#### SUPPLIED DATA ####

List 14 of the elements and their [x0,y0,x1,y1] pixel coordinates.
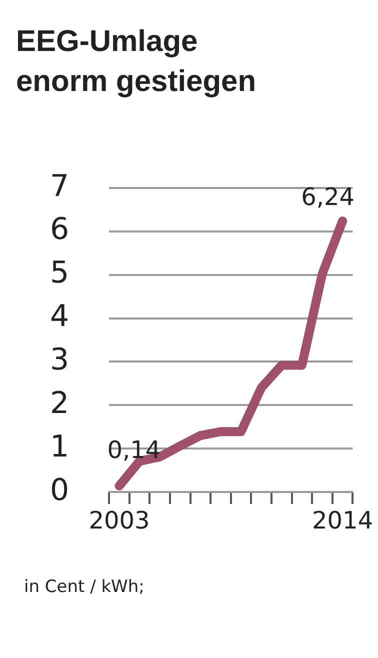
y-tick-label: 5 [50,256,70,291]
text: in Cent / kWh; [24,576,144,599]
y-tick-label: 7 [50,168,70,204]
y-tick-label: 3 [50,342,70,378]
data-label: 6,24 [301,183,355,212]
x-tick-label: 2014 [312,506,374,535]
y-tick-label: 2 [50,386,70,421]
data-label: 0,14 [107,436,161,464]
y-tick-label: 6 [50,212,70,248]
y-tick-label: 4 [50,299,70,334]
y-tick-label: 1 [50,429,70,464]
y-tick-label: 0 [50,472,70,508]
chart-title: EEG-Umlage enorm gestiegen [16,24,256,100]
x-tick-label: 2003 [88,506,150,535]
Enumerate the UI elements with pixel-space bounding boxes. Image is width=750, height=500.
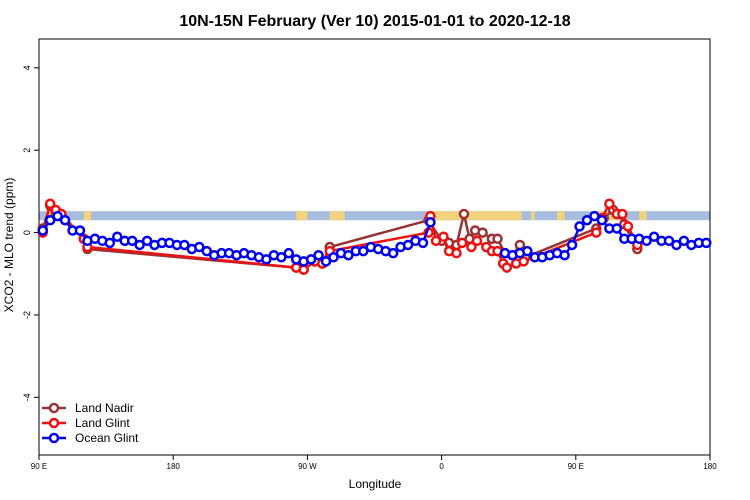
x-axis-label: Longitude	[349, 477, 402, 491]
series-2-point-12	[126, 235, 138, 247]
series-2-point-49	[402, 239, 414, 251]
land-band-2	[296, 211, 308, 221]
series-1-point-31	[617, 208, 628, 220]
series-0-point-20	[492, 233, 503, 245]
series-1-point-29	[604, 198, 615, 210]
series-2-point-0	[37, 225, 48, 236]
series-2-point-52	[425, 217, 436, 228]
series-1-point-32	[622, 221, 634, 232]
series-2-point-41	[343, 249, 354, 261]
series-2-point-22	[201, 245, 212, 257]
series-2-point-56	[522, 245, 533, 257]
series-2-point-47	[387, 247, 399, 259]
land-band-8	[639, 211, 647, 221]
legend-marker-2	[48, 432, 60, 444]
series-2-point-80	[701, 237, 712, 249]
series-2-point-43	[358, 245, 369, 257]
y-tick-label-0: -4	[22, 393, 32, 401]
x-axis: 90 E 180 90 W 0 90 E 180	[31, 455, 717, 471]
legend-marker-0	[48, 402, 60, 414]
y-tick-label-2: 0	[22, 230, 32, 235]
legend-label-2: Ocean Glint	[75, 431, 139, 445]
series-2-point-32	[276, 252, 287, 263]
series-2-point-38	[320, 256, 332, 267]
series-2-point-1	[44, 214, 56, 226]
x-tick-label-5: 180	[703, 462, 717, 471]
x-tick-label-0: 90 E	[31, 462, 47, 471]
legend-marker-1	[48, 417, 60, 429]
series-2-point-61	[559, 249, 570, 261]
series-1-point-26	[518, 256, 529, 267]
series-layer	[37, 198, 712, 275]
series-2-point-66	[596, 214, 608, 226]
y-tick-label-1: -2	[22, 311, 32, 319]
series-1-point-14	[438, 231, 449, 242]
series-2-point-65	[589, 210, 600, 222]
series-2-point-14	[141, 235, 153, 247]
y-tick-label-3: 2	[22, 148, 32, 153]
series-2-point-63	[574, 221, 585, 232]
series-2-point-30	[261, 254, 272, 265]
ocean-band	[39, 211, 710, 221]
land-band-3	[329, 211, 345, 221]
land-band-1	[83, 211, 92, 221]
series-1-point-17	[456, 237, 468, 249]
series-1-point-24	[501, 262, 513, 273]
series-2-point-72	[641, 235, 652, 247]
series-2-point-37	[313, 249, 324, 261]
series-2-point-62	[566, 239, 578, 251]
series-1-point-27	[591, 227, 602, 238]
series-2-point-21	[194, 241, 205, 253]
y-tick-label-4: 4	[22, 65, 32, 70]
series-2-point-13	[134, 239, 145, 251]
series-2-point-51	[417, 237, 429, 249]
series-2-point-39	[328, 252, 339, 263]
x-tick-label-4: 90 E	[568, 462, 584, 471]
plot-area-border	[38, 38, 711, 456]
series-2-point-77	[678, 235, 690, 247]
series-2-point-76	[671, 239, 682, 251]
land-band-6	[557, 211, 565, 221]
series-1-point-18	[466, 241, 477, 253]
x-tick-label-2: 90 W	[298, 462, 317, 471]
series-2-point-9	[104, 237, 116, 249]
land-band-5	[531, 211, 535, 221]
series-2-point-5	[74, 225, 86, 236]
series-2-point-64	[581, 214, 593, 226]
series-0-point-15	[458, 208, 470, 220]
series-1-point-13	[430, 235, 442, 247]
series-1-point-19	[471, 235, 483, 247]
series-0-point-18	[477, 227, 488, 238]
y-axis: -4 -2 0 2 4	[22, 65, 39, 401]
series-2-point-73	[648, 231, 660, 242]
legend-label-1: Land Glint	[75, 416, 130, 430]
series-1-point-7	[298, 264, 309, 275]
series-2-point-2	[52, 210, 63, 222]
series-2	[37, 210, 712, 267]
chart-title: 10N-15N February (Ver 10) 2015-01-01 to …	[179, 13, 570, 30]
series-2-point-68	[611, 223, 623, 234]
y-axis-label: XCO2 - MLO trend (ppm)	[2, 178, 16, 313]
series-2-point-3	[59, 214, 71, 226]
series-2-point-75	[663, 235, 675, 247]
series-1-point-16	[451, 247, 462, 259]
series-2-point-19	[179, 239, 190, 251]
x-tick-label-3: 0	[439, 462, 444, 471]
series-2-point-33	[283, 247, 295, 259]
x-tick-label-1: 180	[167, 462, 181, 471]
series-1-line-0	[41, 201, 639, 272]
legend-label-0: Land Nadir	[75, 401, 134, 415]
series-1-point-1	[44, 198, 56, 210]
series-0-point-23	[514, 239, 526, 251]
series-2-point-36	[305, 254, 317, 265]
land-band-4	[428, 211, 522, 221]
series-2-point-10	[112, 231, 123, 242]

####

■ **GIVEN PROBLEM**: Copy every line of the items above word for word, leaving out the pictures.

■ **ANSWER TO THIS EXERCISE**:
List 14 of the elements and their [x0,y0,x1,y1] pixel coordinates.
y-tick-label: 5 [50,256,70,291]
text: in Cent / kWh; [24,576,144,599]
y-tick-label: 7 [50,168,70,204]
y-tick-label: 3 [50,342,70,378]
data-label: 6,24 [301,183,355,212]
x-tick-label: 2014 [312,506,374,535]
y-tick-label: 2 [50,386,70,421]
data-label: 0,14 [107,436,161,464]
y-tick-label: 6 [50,212,70,248]
y-tick-label: 4 [50,299,70,334]
y-tick-label: 1 [50,429,70,464]
y-tick-label: 0 [50,472,70,508]
chart-title: EEG-Umlage enorm gestiegen [16,24,256,100]
x-tick-label: 2003 [88,506,150,535]
Enumerate the UI elements with pixel-space bounding boxes. Image is width=750, height=500.
x-axis-label: Longitude	[349, 477, 402, 491]
series-2-point-12	[126, 235, 138, 247]
series-2-point-49	[402, 239, 414, 251]
land-band-2	[296, 211, 308, 221]
series-1-point-31	[617, 208, 628, 220]
series-0-point-20	[492, 233, 503, 245]
series-1-point-29	[604, 198, 615, 210]
series-2-point-0	[37, 225, 48, 236]
series-2-point-52	[425, 217, 436, 228]
series-1-point-32	[622, 221, 634, 232]
series-2-point-41	[343, 249, 354, 261]
series-2-point-22	[201, 245, 212, 257]
series-2-point-56	[522, 245, 533, 257]
series-2-point-47	[387, 247, 399, 259]
land-band-8	[639, 211, 647, 221]
legend-marker-2	[48, 432, 60, 444]
series-2-point-80	[701, 237, 712, 249]
series-2-point-43	[358, 245, 369, 257]
y-tick-label-0: -4	[22, 393, 32, 401]
x-axis: 90 E 180 90 W 0 90 E 180	[31, 455, 717, 471]
legend-marker-0	[48, 402, 60, 414]
y-tick-label-2: 0	[22, 230, 32, 235]
legend-label-2: Ocean Glint	[75, 431, 139, 445]
series-2-point-32	[276, 252, 287, 263]
series-2-point-38	[320, 256, 332, 267]
series-2-point-1	[44, 214, 56, 226]
x-tick-label-5: 180	[703, 462, 717, 471]
x-tick-label-0: 90 E	[31, 462, 47, 471]
legend-marker-1	[48, 417, 60, 429]
series-2-point-61	[559, 249, 570, 261]
series-1-point-26	[518, 256, 529, 267]
series-layer	[37, 198, 712, 275]
series-2-point-66	[596, 214, 608, 226]
y-tick-label-1: -2	[22, 311, 32, 319]
series-1-point-14	[438, 231, 449, 242]
series-2-point-65	[589, 210, 600, 222]
series-2-point-14	[141, 235, 153, 247]
y-tick-label-3: 2	[22, 148, 32, 153]
series-2-point-63	[574, 221, 585, 232]
series-2-point-30	[261, 254, 272, 265]
ocean-band	[39, 211, 710, 221]
land-band-3	[329, 211, 345, 221]
land-band-1	[83, 211, 92, 221]
series-1-point-17	[456, 237, 468, 249]
series-1-point-24	[501, 262, 513, 273]
series-2-point-72	[641, 235, 652, 247]
series-2-point-37	[313, 249, 324, 261]
series-2-point-62	[566, 239, 578, 251]
series-1-point-27	[591, 227, 602, 238]
series-2-point-21	[194, 241, 205, 253]
y-tick-label-4: 4	[22, 65, 32, 70]
series-2-point-13	[134, 239, 145, 251]
series-2-point-51	[417, 237, 429, 249]
series-2-point-39	[328, 252, 339, 263]
x-tick-label-4: 90 E	[568, 462, 584, 471]
plot-area-border	[38, 38, 711, 456]
series-2-point-77	[678, 235, 690, 247]
series-2-point-76	[671, 239, 682, 251]
land-band-6	[557, 211, 565, 221]
series-1-point-18	[466, 241, 477, 253]
x-tick-label-2: 90 W	[298, 462, 317, 471]
series-2-point-9	[104, 237, 116, 249]
land-band-5	[531, 211, 535, 221]
series-2-point-5	[74, 225, 86, 236]
series-2-point-64	[581, 214, 593, 226]
series-0-point-15	[458, 208, 470, 220]
series-1-point-13	[430, 235, 442, 247]
series-1-point-19	[471, 235, 483, 247]
series-0-point-18	[477, 227, 488, 238]
y-axis: -4 -2 0 2 4	[22, 65, 39, 401]
series-2-point-73	[648, 231, 660, 242]
legend-label-1: Land Glint	[75, 416, 130, 430]
series-1-point-7	[298, 264, 309, 275]
series-2-point-2	[52, 210, 63, 222]
series-2	[37, 210, 712, 267]
chart-title: 10N-15N February (Ver 10) 2015-01-01 to …	[179, 13, 570, 30]
series-2-point-68	[611, 223, 623, 234]
y-axis-label: XCO2 - MLO trend (ppm)	[2, 178, 16, 313]
series-2-point-3	[59, 214, 71, 226]
series-2-point-75	[663, 235, 675, 247]
series-1-point-16	[451, 247, 462, 259]
series-2-point-19	[179, 239, 190, 251]
x-tick-label-3: 0	[439, 462, 444, 471]
series-2-point-33	[283, 247, 295, 259]
x-tick-label-1: 180	[167, 462, 181, 471]
series-1-line-0	[41, 201, 639, 272]
legend-label-0: Land Nadir	[75, 401, 134, 415]
series-1-point-1	[44, 198, 56, 210]
series-0-point-23	[514, 239, 526, 251]
series-2-point-36	[305, 254, 317, 265]
land-band-4	[428, 211, 522, 221]
series-2-point-10	[112, 231, 123, 242]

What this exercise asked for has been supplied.